-- start of Data records --

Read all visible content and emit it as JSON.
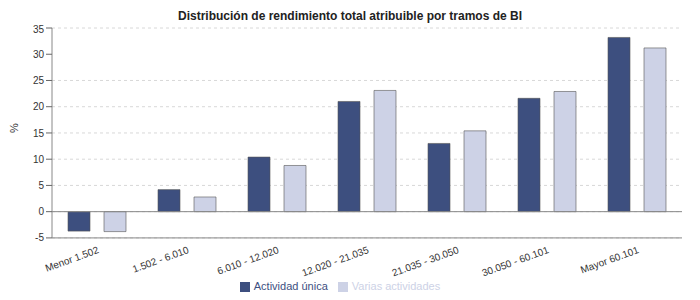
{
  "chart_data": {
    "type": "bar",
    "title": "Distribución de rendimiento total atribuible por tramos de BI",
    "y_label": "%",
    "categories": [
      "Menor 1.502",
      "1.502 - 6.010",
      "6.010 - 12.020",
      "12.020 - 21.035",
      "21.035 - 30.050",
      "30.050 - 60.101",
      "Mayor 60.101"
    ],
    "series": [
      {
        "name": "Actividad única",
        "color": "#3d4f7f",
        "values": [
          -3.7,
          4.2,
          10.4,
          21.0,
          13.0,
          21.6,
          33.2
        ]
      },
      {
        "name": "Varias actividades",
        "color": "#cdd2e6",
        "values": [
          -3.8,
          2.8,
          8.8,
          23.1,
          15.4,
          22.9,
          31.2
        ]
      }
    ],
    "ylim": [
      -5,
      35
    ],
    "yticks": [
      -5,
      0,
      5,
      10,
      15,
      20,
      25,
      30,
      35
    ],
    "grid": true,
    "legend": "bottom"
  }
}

-- end of Data records --

### Exercise directions
Make an exact copy of the data above, pictures excluded.

### Answer to this exercise
Read all visible content and emit it as JSON.
{
  "chart_data": {
    "type": "bar",
    "title": "Distribución de rendimiento total atribuible por tramos de BI",
    "y_label": "%",
    "categories": [
      "Menor 1.502",
      "1.502 - 6.010",
      "6.010 - 12.020",
      "12.020 - 21.035",
      "21.035 - 30.050",
      "30.050 - 60.101",
      "Mayor 60.101"
    ],
    "series": [
      {
        "name": "Actividad única",
        "color": "#3d4f7f",
        "values": [
          -3.7,
          4.2,
          10.4,
          21.0,
          13.0,
          21.6,
          33.2
        ]
      },
      {
        "name": "Varias actividades",
        "color": "#cdd2e6",
        "values": [
          -3.8,
          2.8,
          8.8,
          23.1,
          15.4,
          22.9,
          31.2
        ]
      }
    ],
    "ylim": [
      -5,
      35
    ],
    "yticks": [
      -5,
      0,
      5,
      10,
      15,
      20,
      25,
      30,
      35
    ],
    "grid": true,
    "legend": "bottom"
  }
}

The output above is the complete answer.